→ Dataset

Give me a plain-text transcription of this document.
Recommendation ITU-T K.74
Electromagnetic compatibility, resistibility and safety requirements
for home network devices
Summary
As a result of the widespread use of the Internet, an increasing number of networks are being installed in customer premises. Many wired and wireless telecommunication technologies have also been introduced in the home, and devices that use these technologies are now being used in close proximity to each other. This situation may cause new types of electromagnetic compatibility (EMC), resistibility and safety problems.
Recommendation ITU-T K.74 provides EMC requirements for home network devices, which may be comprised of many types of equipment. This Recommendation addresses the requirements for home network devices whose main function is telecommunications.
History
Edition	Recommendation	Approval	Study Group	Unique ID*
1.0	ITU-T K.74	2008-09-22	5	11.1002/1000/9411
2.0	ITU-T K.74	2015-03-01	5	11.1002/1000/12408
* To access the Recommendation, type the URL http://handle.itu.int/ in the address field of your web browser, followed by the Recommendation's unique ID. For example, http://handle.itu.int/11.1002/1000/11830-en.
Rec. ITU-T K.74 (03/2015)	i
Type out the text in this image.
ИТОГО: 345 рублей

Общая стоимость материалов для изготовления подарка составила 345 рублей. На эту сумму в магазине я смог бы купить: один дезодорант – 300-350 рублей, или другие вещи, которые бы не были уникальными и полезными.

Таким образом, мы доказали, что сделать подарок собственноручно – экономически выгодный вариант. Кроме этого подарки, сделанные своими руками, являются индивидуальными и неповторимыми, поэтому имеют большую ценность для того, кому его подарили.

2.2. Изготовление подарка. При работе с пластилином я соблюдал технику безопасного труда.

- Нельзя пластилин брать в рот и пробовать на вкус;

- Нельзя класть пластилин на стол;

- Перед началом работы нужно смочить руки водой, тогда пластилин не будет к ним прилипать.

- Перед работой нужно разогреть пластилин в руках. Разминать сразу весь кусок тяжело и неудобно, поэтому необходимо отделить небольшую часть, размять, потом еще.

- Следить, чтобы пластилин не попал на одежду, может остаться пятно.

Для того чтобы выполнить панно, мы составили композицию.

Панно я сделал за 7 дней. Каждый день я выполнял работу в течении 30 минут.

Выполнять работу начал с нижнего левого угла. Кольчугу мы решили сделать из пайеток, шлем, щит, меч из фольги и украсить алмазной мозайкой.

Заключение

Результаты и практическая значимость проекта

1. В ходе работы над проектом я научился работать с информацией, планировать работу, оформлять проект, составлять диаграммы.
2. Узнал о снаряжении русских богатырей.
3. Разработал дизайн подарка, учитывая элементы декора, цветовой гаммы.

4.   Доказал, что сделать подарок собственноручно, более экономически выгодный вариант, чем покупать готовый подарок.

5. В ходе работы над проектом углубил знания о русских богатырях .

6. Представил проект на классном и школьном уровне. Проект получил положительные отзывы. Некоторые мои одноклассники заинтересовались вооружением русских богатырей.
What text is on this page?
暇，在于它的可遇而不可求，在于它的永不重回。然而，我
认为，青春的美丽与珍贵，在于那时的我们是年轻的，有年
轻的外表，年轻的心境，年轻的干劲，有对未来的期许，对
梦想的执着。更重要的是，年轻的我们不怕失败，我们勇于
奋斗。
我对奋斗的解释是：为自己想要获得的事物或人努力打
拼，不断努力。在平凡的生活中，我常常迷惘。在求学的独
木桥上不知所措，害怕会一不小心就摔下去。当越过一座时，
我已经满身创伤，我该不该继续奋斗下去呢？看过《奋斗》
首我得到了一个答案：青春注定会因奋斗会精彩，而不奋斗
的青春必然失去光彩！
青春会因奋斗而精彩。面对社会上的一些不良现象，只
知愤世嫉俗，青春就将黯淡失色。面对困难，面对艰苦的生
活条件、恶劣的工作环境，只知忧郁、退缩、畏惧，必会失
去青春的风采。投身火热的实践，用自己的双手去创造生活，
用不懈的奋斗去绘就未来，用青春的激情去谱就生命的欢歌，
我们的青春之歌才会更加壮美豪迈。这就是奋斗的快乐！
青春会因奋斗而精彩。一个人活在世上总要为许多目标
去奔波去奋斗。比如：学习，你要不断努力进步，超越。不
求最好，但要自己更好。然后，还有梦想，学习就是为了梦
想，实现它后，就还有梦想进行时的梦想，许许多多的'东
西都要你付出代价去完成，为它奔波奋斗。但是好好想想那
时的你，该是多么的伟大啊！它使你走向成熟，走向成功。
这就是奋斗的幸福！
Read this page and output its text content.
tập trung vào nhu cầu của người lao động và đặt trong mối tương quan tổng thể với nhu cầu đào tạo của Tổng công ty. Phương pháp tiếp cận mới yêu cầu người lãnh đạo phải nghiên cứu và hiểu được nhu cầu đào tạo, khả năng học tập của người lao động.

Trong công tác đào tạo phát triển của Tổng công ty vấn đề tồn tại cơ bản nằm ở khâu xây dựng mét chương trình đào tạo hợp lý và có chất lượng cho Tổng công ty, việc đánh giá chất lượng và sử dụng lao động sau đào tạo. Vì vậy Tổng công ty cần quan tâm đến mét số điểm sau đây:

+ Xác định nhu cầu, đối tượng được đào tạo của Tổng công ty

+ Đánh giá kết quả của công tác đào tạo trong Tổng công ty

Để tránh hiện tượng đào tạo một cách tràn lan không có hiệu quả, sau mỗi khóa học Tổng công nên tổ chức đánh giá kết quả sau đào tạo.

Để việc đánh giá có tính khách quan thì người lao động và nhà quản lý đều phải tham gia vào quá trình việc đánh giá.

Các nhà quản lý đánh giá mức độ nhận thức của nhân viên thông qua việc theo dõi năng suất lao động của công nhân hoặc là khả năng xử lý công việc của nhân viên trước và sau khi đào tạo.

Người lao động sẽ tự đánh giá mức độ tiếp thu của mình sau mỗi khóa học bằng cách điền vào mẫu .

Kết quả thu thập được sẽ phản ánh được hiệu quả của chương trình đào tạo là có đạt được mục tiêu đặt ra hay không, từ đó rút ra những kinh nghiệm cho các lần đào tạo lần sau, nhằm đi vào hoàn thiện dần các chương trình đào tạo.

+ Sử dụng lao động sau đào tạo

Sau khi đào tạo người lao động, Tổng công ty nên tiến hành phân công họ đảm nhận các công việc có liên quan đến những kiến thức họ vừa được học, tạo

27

→ Do this
Of the lines above, how many include the word "tượng"? Reply with the number alone.

→ Task output
2